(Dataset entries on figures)
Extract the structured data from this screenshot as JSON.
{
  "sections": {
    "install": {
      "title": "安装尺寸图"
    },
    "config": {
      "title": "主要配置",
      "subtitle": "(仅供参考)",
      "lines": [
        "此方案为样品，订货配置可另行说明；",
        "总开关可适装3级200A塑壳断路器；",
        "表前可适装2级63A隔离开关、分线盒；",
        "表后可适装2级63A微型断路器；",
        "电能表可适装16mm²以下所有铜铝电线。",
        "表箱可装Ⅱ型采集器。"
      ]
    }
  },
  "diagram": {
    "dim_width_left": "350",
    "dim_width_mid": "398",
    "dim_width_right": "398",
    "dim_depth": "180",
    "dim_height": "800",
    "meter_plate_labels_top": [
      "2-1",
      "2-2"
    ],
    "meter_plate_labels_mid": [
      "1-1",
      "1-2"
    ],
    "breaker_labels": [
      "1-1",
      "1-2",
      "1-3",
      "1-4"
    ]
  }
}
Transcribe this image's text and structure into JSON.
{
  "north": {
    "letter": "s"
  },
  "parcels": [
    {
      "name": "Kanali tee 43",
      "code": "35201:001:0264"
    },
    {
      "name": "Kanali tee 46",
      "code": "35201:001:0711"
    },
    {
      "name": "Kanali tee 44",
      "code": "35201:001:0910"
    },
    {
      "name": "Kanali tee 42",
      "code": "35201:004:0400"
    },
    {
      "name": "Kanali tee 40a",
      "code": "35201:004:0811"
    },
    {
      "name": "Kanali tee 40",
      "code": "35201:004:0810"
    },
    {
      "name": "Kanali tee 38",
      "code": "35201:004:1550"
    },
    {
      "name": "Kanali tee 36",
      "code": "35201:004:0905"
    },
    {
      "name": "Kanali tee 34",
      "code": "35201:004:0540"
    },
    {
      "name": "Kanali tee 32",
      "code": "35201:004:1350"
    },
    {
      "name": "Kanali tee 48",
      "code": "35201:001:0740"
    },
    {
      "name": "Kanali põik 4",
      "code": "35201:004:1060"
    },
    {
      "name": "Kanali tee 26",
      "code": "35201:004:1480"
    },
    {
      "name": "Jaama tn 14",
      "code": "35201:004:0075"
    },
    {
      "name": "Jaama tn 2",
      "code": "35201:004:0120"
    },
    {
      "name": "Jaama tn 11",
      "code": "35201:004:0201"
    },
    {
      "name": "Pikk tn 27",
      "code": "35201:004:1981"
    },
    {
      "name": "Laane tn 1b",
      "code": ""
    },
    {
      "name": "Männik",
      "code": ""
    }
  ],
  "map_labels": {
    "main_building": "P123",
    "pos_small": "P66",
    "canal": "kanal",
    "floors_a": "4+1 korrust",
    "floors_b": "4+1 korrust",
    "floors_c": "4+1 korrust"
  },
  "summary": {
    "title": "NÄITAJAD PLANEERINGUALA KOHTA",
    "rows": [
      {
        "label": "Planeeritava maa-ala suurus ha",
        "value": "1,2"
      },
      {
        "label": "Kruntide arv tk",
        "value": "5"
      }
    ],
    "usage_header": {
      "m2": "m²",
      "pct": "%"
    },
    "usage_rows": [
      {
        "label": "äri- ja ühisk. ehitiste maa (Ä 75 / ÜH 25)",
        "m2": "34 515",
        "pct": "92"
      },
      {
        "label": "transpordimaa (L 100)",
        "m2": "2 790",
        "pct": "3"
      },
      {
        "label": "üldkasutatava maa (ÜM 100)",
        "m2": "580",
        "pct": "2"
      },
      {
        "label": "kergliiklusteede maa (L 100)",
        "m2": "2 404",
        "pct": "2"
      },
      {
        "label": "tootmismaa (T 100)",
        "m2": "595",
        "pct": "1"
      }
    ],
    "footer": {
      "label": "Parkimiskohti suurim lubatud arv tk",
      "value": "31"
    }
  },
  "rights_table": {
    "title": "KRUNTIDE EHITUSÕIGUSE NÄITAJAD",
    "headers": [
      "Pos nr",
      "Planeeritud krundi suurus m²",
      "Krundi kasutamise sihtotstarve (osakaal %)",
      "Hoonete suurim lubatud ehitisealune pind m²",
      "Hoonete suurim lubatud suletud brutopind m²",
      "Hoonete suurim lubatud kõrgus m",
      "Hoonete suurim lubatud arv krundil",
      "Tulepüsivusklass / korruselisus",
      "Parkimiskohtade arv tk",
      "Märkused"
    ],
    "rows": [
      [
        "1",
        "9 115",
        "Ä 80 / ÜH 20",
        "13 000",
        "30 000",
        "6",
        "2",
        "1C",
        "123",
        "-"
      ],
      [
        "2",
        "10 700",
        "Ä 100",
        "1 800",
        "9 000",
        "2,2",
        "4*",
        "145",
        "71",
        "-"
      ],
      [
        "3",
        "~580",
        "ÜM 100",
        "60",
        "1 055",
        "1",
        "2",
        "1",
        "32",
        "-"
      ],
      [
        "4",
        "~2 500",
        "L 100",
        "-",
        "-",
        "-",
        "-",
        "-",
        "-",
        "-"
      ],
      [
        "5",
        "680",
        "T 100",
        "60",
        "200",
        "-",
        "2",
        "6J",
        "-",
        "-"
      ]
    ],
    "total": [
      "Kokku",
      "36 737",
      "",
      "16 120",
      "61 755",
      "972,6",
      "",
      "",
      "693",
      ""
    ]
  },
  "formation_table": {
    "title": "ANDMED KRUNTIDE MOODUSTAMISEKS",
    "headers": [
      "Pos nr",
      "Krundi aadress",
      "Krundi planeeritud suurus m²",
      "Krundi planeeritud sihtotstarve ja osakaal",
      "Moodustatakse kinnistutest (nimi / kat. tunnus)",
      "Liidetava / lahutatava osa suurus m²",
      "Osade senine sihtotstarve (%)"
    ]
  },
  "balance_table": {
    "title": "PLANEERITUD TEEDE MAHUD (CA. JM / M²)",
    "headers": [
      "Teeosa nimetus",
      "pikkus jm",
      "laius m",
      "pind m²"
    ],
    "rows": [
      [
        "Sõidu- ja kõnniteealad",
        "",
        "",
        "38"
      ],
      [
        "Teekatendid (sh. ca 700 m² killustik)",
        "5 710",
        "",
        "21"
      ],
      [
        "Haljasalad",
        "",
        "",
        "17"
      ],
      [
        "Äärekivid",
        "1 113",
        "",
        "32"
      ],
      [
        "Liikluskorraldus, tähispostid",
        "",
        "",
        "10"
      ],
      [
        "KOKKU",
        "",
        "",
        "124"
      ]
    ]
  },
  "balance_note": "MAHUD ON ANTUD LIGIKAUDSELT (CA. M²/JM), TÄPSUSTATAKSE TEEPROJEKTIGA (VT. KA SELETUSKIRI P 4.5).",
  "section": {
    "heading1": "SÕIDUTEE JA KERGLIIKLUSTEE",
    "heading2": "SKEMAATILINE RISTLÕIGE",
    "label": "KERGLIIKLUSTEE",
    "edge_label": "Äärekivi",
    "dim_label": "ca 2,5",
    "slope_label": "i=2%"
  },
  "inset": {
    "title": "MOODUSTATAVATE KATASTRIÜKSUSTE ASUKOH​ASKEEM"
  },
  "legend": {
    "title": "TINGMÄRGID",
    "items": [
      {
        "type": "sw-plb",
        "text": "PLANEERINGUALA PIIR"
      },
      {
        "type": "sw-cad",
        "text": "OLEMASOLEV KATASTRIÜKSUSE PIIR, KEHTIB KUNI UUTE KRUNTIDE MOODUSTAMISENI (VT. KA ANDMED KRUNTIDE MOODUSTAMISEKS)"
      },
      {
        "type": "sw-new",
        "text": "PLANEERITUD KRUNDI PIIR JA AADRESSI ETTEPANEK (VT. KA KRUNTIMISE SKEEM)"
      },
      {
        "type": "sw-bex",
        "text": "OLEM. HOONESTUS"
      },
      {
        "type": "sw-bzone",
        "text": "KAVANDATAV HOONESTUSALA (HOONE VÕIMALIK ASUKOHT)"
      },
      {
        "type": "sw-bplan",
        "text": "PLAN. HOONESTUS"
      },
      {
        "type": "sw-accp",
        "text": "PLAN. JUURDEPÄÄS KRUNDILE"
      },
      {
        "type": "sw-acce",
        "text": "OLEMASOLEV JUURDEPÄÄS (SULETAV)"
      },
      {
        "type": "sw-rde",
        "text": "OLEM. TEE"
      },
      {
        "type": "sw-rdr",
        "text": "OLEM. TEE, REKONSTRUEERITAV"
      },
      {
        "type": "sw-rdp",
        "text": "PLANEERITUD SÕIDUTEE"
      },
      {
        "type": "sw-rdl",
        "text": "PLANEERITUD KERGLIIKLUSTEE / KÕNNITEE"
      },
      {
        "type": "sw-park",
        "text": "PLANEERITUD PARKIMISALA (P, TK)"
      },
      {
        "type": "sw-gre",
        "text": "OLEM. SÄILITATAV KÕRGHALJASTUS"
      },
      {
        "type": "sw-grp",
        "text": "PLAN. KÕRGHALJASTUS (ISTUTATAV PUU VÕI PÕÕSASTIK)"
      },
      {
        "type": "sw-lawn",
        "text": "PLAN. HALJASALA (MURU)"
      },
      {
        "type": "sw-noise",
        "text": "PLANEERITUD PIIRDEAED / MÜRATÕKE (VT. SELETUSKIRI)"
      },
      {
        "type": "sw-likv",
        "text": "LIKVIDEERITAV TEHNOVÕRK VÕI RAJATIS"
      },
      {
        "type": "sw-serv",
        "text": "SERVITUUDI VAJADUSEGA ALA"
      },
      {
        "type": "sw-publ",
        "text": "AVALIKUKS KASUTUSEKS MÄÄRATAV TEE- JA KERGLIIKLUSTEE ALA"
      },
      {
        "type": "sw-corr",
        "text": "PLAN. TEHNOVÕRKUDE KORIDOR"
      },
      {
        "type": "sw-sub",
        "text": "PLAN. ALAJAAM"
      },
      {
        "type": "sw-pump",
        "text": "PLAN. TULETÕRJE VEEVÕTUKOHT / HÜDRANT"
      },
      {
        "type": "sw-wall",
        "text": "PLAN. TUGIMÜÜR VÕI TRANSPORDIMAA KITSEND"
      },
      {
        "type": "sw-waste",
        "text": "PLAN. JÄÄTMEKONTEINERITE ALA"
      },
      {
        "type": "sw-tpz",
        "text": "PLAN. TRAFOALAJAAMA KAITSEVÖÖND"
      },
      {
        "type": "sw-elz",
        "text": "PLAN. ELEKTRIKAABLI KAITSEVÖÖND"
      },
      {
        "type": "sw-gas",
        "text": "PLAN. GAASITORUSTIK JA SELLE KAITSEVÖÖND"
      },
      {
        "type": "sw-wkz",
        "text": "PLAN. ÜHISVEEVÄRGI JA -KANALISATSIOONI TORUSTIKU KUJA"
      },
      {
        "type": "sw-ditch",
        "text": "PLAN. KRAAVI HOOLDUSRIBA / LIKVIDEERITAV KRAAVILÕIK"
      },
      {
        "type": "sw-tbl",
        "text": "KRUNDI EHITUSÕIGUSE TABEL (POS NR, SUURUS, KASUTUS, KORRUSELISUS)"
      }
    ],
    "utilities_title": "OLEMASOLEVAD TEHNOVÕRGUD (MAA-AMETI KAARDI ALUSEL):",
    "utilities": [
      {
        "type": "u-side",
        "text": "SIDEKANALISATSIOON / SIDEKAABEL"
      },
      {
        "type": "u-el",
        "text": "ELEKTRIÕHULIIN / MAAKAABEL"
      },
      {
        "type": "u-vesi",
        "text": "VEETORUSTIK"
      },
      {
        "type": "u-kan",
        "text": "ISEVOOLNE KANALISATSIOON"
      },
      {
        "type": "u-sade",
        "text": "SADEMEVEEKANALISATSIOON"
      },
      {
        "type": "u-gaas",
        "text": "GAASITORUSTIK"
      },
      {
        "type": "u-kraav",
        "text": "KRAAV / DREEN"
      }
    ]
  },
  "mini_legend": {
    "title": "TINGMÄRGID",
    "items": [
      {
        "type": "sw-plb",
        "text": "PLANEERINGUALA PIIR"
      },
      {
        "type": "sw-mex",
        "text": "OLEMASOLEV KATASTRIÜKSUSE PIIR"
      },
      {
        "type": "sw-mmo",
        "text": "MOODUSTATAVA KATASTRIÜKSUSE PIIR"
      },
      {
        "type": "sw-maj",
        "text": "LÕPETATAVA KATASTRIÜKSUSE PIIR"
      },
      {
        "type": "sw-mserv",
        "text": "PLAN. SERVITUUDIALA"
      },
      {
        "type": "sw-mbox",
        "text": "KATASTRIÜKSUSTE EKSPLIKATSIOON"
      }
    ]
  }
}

- PROBLEM TO WORK ON -
Check every line of the data, and copy the ones that contain "KATASTRIÜKSUSE".

- RESULT OF THE EXERCISE -
        "text": "OLEMASOLEV KATASTRIÜKSUSE PIIR, KEHTIB KUNI UUTE KRUNTIDE MOODUSTAMISENI (VT. KA ANDMED KRUNTIDE MOODUSTAMISEKS)"
        "text": "OLEMASOLEV KATASTRIÜKSUSE PIIR"
        "text": "MOODUSTATAVA KATASTRIÜKSUSE PIIR"
        "text": "LÕPETATAVA KATASTRIÜKSUSE PIIR"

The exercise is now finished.